TASK TO COMPLETE
Show every line containing "name" by copying it.

DATASET

— START —

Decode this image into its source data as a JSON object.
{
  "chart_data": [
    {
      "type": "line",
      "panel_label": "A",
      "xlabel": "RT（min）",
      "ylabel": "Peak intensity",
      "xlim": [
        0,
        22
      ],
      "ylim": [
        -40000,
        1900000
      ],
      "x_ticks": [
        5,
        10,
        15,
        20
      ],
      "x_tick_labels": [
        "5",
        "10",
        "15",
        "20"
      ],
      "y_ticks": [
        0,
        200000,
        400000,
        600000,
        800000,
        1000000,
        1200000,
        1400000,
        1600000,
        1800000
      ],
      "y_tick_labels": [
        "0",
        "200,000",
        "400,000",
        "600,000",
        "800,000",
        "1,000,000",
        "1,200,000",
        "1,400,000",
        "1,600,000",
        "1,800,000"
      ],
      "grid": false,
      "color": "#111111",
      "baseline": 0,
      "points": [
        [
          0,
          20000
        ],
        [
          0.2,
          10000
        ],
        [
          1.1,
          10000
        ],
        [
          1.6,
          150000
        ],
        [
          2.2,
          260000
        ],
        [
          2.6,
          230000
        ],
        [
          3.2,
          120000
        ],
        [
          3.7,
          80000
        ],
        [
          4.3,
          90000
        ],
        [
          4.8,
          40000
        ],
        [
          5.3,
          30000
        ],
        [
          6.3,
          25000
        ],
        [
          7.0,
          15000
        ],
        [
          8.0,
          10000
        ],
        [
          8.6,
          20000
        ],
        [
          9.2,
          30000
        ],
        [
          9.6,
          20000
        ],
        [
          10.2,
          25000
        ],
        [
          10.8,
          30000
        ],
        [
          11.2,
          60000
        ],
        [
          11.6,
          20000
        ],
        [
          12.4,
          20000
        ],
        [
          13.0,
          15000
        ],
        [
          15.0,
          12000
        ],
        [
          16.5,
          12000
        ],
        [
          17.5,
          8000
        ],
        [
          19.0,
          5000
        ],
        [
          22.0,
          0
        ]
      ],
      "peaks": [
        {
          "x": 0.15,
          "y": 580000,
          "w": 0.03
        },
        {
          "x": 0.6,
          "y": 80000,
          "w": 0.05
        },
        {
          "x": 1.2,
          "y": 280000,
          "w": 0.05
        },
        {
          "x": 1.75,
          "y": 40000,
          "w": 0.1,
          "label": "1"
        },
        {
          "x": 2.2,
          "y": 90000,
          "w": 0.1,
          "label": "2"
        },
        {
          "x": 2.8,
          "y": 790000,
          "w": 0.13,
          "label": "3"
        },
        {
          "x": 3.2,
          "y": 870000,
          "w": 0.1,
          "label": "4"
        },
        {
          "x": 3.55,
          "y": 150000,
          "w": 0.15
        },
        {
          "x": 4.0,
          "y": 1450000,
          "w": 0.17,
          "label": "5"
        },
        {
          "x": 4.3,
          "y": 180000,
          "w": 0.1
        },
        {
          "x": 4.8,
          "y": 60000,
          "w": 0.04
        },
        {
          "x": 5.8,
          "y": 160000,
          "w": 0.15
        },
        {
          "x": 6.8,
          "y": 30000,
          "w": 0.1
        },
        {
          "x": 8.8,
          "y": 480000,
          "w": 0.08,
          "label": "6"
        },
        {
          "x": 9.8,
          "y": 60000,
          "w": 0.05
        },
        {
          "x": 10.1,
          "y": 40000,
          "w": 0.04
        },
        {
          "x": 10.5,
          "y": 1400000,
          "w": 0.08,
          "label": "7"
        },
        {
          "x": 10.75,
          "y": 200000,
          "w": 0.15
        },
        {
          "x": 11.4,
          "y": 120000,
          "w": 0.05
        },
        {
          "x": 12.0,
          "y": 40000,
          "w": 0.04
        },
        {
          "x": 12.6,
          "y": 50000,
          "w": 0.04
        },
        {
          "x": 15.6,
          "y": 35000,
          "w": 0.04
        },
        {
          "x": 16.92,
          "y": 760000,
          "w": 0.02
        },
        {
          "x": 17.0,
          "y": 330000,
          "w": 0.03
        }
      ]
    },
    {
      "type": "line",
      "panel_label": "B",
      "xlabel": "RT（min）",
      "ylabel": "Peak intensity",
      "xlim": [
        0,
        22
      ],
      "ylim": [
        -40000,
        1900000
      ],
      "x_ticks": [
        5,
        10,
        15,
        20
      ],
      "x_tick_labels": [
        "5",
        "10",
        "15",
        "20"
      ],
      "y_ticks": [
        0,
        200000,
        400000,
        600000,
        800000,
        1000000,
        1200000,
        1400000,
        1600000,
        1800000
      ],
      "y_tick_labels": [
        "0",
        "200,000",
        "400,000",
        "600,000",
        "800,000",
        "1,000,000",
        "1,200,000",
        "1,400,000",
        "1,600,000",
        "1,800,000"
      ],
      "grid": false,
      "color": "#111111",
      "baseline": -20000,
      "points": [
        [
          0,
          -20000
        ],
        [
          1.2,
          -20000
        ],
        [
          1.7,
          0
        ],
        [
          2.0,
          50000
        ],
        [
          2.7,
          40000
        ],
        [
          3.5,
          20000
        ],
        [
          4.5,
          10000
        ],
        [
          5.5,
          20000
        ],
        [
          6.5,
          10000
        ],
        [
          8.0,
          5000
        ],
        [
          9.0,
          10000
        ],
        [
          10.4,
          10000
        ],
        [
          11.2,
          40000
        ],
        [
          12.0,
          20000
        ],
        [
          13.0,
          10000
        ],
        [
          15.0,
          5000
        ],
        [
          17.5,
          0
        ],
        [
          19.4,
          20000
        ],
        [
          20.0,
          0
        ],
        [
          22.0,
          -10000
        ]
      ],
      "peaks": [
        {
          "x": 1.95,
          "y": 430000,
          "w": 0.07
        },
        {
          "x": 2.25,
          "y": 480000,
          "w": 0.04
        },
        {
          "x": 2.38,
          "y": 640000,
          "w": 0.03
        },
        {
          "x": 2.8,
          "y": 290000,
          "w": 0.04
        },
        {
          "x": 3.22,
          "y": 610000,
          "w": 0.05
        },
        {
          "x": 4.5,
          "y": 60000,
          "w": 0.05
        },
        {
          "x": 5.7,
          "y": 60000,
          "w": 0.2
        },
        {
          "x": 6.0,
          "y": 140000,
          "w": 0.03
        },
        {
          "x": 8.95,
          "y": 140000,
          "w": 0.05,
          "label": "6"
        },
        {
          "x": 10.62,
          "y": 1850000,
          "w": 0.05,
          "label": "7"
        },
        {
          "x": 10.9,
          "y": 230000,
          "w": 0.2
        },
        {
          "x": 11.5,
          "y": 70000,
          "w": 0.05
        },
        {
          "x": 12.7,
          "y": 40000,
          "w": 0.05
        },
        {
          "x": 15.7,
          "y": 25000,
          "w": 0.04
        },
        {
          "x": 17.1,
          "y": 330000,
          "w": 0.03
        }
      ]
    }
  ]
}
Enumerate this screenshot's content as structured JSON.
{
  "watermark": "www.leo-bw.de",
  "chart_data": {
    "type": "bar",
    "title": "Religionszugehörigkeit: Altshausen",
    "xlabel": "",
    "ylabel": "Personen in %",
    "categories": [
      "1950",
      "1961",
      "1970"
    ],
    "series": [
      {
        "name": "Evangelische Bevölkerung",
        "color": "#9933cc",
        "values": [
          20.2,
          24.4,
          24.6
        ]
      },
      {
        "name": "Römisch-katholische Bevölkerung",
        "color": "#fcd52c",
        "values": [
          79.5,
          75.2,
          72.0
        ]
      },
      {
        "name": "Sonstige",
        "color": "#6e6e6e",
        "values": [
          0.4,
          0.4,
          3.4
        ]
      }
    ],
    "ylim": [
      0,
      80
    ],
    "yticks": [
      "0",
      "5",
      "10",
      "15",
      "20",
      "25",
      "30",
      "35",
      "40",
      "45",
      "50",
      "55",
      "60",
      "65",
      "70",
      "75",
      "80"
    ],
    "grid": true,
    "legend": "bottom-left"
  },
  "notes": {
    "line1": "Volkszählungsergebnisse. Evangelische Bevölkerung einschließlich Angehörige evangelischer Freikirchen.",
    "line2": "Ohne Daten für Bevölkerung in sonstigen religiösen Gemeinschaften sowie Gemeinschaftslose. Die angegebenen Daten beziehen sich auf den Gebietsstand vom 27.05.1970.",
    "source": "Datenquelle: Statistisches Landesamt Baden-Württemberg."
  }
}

— END —

COMPLETED TASK
        "name": "Evangelische Bevölkerung",
        "name": "Römisch-katholische Bevölkerung",
        "name": "Sonstige",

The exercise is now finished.